[Saved data entries]
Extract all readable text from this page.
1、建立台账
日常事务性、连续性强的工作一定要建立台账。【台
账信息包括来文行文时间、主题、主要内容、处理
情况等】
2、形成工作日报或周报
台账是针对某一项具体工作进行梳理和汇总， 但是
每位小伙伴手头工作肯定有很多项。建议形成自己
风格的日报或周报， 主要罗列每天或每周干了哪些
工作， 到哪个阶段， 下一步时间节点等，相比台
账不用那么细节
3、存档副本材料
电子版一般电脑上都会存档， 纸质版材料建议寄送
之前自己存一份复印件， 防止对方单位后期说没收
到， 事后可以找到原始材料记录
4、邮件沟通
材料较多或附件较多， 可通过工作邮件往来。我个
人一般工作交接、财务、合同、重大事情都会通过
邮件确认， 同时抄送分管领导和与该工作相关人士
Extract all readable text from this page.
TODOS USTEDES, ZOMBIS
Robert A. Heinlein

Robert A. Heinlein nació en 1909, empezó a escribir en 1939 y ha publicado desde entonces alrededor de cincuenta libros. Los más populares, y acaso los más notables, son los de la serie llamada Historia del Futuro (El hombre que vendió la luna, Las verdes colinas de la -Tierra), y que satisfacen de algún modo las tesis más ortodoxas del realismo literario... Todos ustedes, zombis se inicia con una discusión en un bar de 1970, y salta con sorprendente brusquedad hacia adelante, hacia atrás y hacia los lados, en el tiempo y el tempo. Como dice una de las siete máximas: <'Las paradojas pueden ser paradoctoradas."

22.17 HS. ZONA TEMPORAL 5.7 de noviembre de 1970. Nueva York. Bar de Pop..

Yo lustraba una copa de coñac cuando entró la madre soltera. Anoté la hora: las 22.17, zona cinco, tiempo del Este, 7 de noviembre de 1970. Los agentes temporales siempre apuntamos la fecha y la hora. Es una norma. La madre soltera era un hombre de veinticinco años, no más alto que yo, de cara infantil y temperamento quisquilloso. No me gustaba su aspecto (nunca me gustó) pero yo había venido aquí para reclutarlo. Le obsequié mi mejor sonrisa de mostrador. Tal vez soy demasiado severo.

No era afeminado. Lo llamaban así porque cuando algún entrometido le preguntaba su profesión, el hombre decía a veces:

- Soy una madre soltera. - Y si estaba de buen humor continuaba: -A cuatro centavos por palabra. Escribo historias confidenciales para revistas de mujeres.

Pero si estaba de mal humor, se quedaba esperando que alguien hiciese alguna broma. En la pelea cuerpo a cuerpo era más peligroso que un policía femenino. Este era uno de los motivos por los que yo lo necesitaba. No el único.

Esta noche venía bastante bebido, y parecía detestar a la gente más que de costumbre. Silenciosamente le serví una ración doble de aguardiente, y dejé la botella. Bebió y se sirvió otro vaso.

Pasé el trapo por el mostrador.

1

**PROBLEM TO SOLVE**
Please repeat the listing exactly, with nothing left out.

**EXERCISE SOLUTION**
Extract all readable text from this page.
1、建立台账
日常事务性、连续性强的工作一定要建立台账。【台
账信息包括来文行文时间、主题、主要内容、处理
情况等】
2、形成工作日报或周报
台账是针对某一项具体工作进行梳理和汇总， 但是
每位小伙伴手头工作肯定有很多项。建议形成自己
风格的日报或周报， 主要罗列每天或每周干了哪些
工作， 到哪个阶段， 下一步时间节点等，相比台
账不用那么细节
3、存档副本材料
电子版一般电脑上都会存档， 纸质版材料建议寄送
之前自己存一份复印件， 防止对方单位后期说没收
到， 事后可以找到原始材料记录
4、邮件沟通
材料较多或附件较多， 可通过工作邮件往来。我个
人一般工作交接、财务、合同、重大事情都会通过
邮件确认， 同时抄送分管领导和与该工作相关人士
Extract all readable text from this page.
TODOS USTEDES, ZOMBIS
Robert A. Heinlein

Robert A. Heinlein nació en 1909, empezó a escribir en 1939 y ha publicado desde entonces alrededor de cincuenta libros. Los más populares, y acaso los más notables, son los de la serie llamada Historia del Futuro (El hombre que vendió la luna, Las verdes colinas de la -Tierra), y que satisfacen de algún modo las tesis más ortodoxas del realismo literario... Todos ustedes, zombis se inicia con una discusión en un bar de 1970, y salta con sorprendente brusquedad hacia adelante, hacia atrás y hacia los lados, en el tiempo y el tempo. Como dice una de las siete máximas: <'Las paradojas pueden ser paradoctoradas."

22.17 HS. ZONA TEMPORAL 5.7 de noviembre de 1970. Nueva York. Bar de Pop..

Yo lustraba una copa de coñac cuando entró la madre soltera. Anoté la hora: las 22.17, zona cinco, tiempo del Este, 7 de noviembre de 1970. Los agentes temporales siempre apuntamos la fecha y la hora. Es una norma. La madre soltera era un hombre de veinticinco años, no más alto que yo, de cara infantil y temperamento quisquilloso. No me gustaba su aspecto (nunca me gustó) pero yo había venido aquí para reclutarlo. Le obsequié mi mejor sonrisa de mostrador. Tal vez soy demasiado severo.

No era afeminado. Lo llamaban así porque cuando algún entrometido le preguntaba su profesión, el hombre decía a veces:

- Soy una madre soltera. - Y si estaba de buen humor continuaba: -A cuatro centavos por palabra. Escribo historias confidenciales para revistas de mujeres.

Pero si estaba de mal humor, se quedaba esperando que alguien hiciese alguna broma. En la pelea cuerpo a cuerpo era más peligroso que un policía femenino. Este era uno de los motivos por los que yo lo necesitaba. No el único.

Esta noche venía bastante bebido, y parecía detestar a la gente más que de costumbre. Silenciosamente le serví una ración doble de aguardiente, y dejé la botella. Bebió y se sirvió otro vaso.

Pasé el trapo por el mostrador.

1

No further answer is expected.